Saved entries
## Start
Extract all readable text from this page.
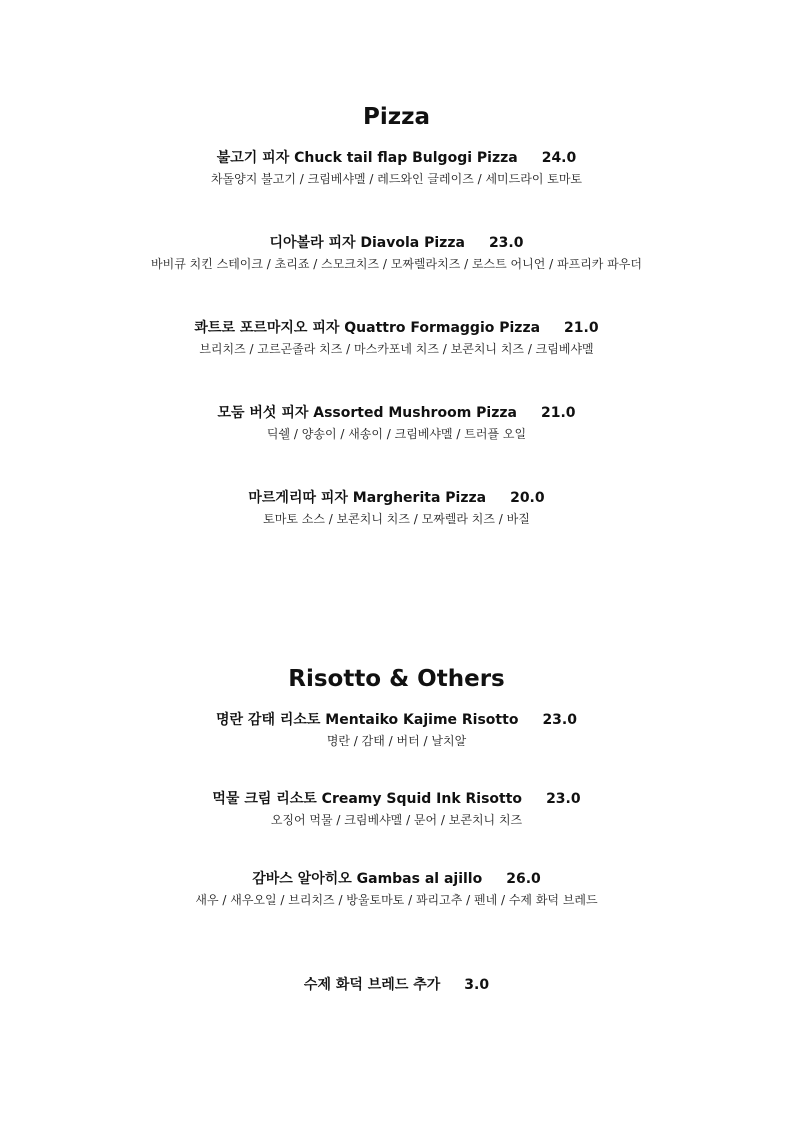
Pizza
불고기 피자 Chuck tail flap Bulgogi Pizza 24.0
차돌양지 불고기 / 크림베샤멜 / 레드와인 글레이즈 / 세미드라이 토마토
디아볼라 피자 Diavola Pizza 23.0
바비큐 치킨 스테이크 / 초리죠 / 스모크치즈 / 모짜렐라치즈 / 로스트 어니언 / 파프리카 파우더
콰트로 포르마지오 피자 Quattro Formaggio Pizza 21.0
브리치즈 / 고르곤졸라 치즈 / 마스카포네 치즈 / 보콘치니 치즈 / 크림베샤멜
모둠 버섯 피자 Assorted Mushroom Pizza 21.0
딕쉘 / 양송이 / 새송이 / 크림베샤멜 / 트러플 오일
마르게리따 피자 Margherita Pizza 20.0
토마토 소스 / 보콘치니 치즈 / 모짜렐라 치즈 / 바질
Risotto & Others
명란 감태 리소토 Mentaiko Kajime Risotto 23.0
명란 / 감태 / 버터 / 날치알
먹물 크림 리소토 Creamy Squid Ink Risotto 23.0
오징어 먹물 / 크림베샤멜 / 문어 / 보콘치니 치즈
감바스 알아히오 Gambas al ajillo 26.0
새우 / 새우오일 / 브리치즈 / 방울토마토 / 꽈리고추 / 펜네 / 수제 화덕 브레드
수제 화덕 브레드 추가 3.0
## End
» **BRIEF**
All the material shown above is to be copied exactly, with no pictures carried over.

» **ANSWER IN FULL**
Extract all readable text from this page.
Pizza
불고기 피자 Chuck tail flap Bulgogi Pizza 24.0
차돌양지 불고기 / 크림베샤멜 / 레드와인 글레이즈 / 세미드라이 토마토
디아볼라 피자 Diavola Pizza 23.0
바비큐 치킨 스테이크 / 초리죠 / 스모크치즈 / 모짜렐라치즈 / 로스트 어니언 / 파프리카 파우더
콰트로 포르마지오 피자 Quattro Formaggio Pizza 21.0
브리치즈 / 고르곤졸라 치즈 / 마스카포네 치즈 / 보콘치니 치즈 / 크림베샤멜
모둠 버섯 피자 Assorted Mushroom Pizza 21.0
딕쉘 / 양송이 / 새송이 / 크림베샤멜 / 트러플 오일
마르게리따 피자 Margherita Pizza 20.0
토마토 소스 / 보콘치니 치즈 / 모짜렐라 치즈 / 바질
Risotto & Others
명란 감태 리소토 Mentaiko Kajime Risotto 23.0
명란 / 감태 / 버터 / 날치알
먹물 크림 리소토 Creamy Squid Ink Risotto 23.0
오징어 먹물 / 크림베샤멜 / 문어 / 보콘치니 치즈
감바스 알아히오 Gambas al ajillo 26.0
새우 / 새우오일 / 브리치즈 / 방울토마토 / 꽈리고추 / 펜네 / 수제 화덕 브레드
수제 화덕 브레드 추가 3.0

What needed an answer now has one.